# What you should do
Return the data exactly, with all pictures removed.

________________

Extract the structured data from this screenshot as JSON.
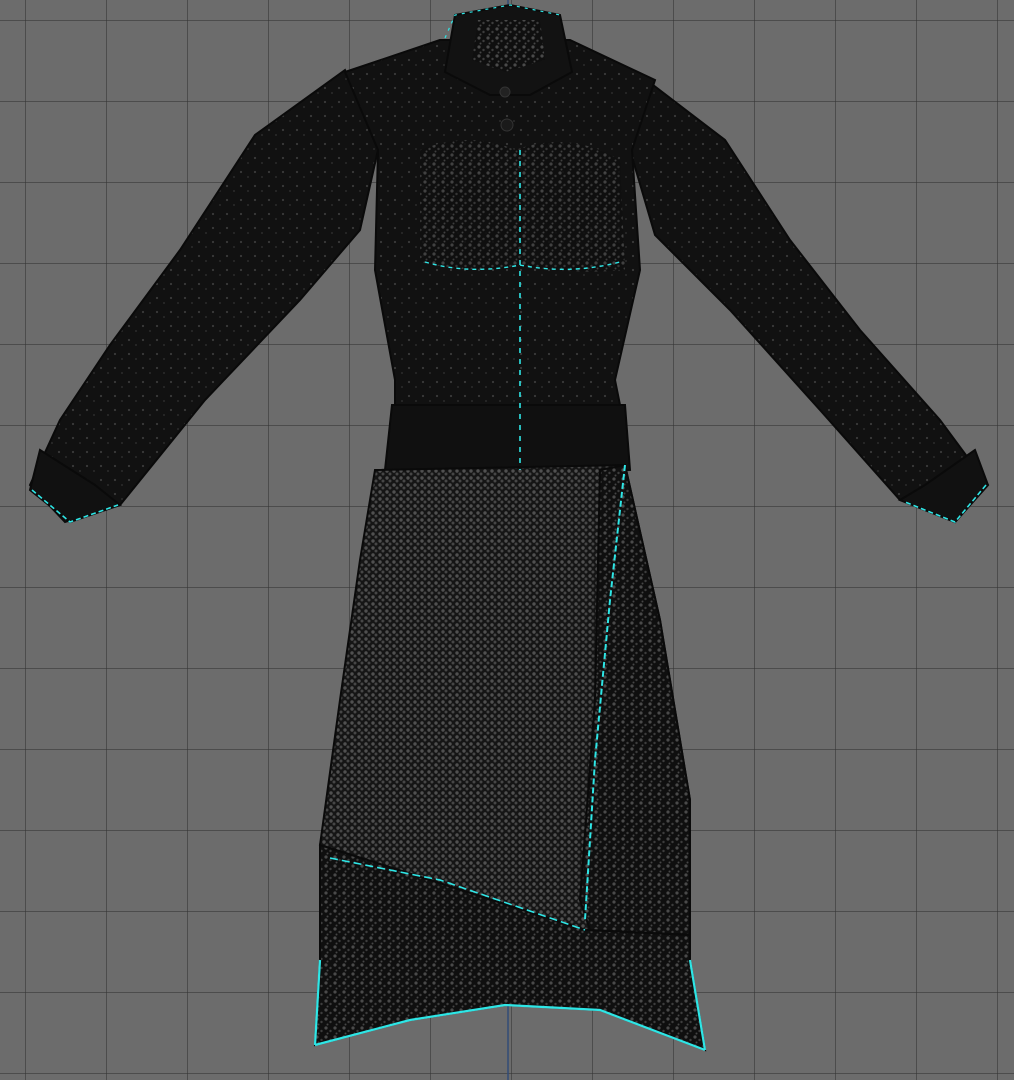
{
  "viewport": {
    "background_color": "#6c6c6c",
    "grid_color": "#3a3a3a",
    "axis_line_color": "#2f4a78"
  },
  "model": {
    "garment_color": "#0d0d0d",
    "mesh_point_color": "#4a4a4a",
    "selection_color": "#2ee6e6"
  }
}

________________

# Worked solution
Extract the structured data from this screenshot as JSON.
{
  "viewport": {
    "background_color": "#6c6c6c",
    "grid_color": "#3a3a3a",
    "axis_line_color": "#2f4a78"
  },
  "model": {
    "garment_color": "#0d0d0d",
    "mesh_point_color": "#4a4a4a",
    "selection_color": "#2ee6e6"
  }
}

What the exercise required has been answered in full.